## Task to complete
Which lines of the records below contain the word "Response"? Show each one.

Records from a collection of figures

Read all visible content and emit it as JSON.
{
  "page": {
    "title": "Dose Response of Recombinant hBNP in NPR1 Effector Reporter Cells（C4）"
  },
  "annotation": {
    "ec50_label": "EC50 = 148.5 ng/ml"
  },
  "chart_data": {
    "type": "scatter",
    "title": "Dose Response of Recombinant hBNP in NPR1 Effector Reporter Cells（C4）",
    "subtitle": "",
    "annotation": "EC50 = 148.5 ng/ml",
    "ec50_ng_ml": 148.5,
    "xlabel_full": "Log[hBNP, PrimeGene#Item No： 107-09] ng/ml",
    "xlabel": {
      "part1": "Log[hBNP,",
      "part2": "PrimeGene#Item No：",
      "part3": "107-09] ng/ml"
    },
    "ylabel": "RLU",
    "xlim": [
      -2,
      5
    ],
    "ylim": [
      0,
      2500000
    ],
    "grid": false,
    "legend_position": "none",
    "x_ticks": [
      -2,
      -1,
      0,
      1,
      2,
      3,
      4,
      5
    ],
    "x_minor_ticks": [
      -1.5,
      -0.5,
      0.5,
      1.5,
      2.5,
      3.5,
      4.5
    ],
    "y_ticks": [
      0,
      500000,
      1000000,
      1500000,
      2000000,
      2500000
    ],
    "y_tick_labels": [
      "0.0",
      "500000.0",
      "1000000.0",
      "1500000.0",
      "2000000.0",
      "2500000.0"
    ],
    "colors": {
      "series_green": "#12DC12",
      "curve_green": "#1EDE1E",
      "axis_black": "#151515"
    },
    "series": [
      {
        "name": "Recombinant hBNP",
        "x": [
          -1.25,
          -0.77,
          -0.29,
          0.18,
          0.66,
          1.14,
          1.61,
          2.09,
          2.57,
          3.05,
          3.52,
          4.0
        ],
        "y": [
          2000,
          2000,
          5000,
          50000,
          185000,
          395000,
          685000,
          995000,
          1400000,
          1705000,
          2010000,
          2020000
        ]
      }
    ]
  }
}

## Completed task
    "title": "Dose Response of Recombinant hBNP in NPR1 Effector Reporter Cells（C4）"
    "title": "Dose Response of Recombinant hBNP in NPR1 Effector Reporter Cells（C4）",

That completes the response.